Ejercicio escrito: En el fragmento del documento sobre la caminata por el Paseo de María Cristina, ¿qué estaban haciendo los soldados en el patio?

En un momento de la caminata pasamos por delante de uno de los establecimientos militares que se levantan en la acera norte del Paseo de María Cristina, cerca ya de la Basílica de Atocha. En el patio, solitario y vacío, unos soldados estaban arriando la bandera nacional. Eran unos cuantos cadetes, firmes, ensimismados en una tarea de la que nosotros dos, desde detrás de la valla, éramos los únicos espectadores. Sonó un cornetín. La ceremonia fue limpia, meticulosa. En su seriedad y sencillez, encarnaba como pocas veces he visto la vigencia de la idea nacional española, el respeto que deberían suscitar sus símbolos y su naturaleza eterna, sagrada. Ni Losantos ni yo nos atrevimos a decir nada, pero como él siempre encuentra la forma de expresar lo que hay que expresar, incluso lo más difícil, cuando le miré se llevó una mano a los párpados fugazmente cerrados, como si quisiera reprimir unas lágrimas que a mí me habían inundado los ojos.

Listado proporcionado:
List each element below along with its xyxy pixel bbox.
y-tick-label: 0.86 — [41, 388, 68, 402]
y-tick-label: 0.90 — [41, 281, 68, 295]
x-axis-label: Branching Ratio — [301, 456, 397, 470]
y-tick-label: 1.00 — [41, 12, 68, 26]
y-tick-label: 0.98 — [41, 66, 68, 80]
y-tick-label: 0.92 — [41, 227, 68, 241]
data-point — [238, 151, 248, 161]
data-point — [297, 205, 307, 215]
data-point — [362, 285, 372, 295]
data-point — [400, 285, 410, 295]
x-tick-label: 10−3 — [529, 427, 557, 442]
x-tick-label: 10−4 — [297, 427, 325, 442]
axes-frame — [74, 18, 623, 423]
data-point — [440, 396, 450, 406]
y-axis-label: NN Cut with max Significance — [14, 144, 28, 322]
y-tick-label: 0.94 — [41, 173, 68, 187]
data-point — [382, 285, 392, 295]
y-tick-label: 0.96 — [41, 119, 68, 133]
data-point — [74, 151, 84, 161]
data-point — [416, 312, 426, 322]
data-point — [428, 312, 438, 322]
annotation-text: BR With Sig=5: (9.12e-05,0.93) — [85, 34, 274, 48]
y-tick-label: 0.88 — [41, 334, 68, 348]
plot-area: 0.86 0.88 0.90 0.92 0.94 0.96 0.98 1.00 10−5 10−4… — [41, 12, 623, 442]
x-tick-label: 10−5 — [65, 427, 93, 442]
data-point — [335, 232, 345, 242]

Respuesta: Estaban arriando la bandera nacional.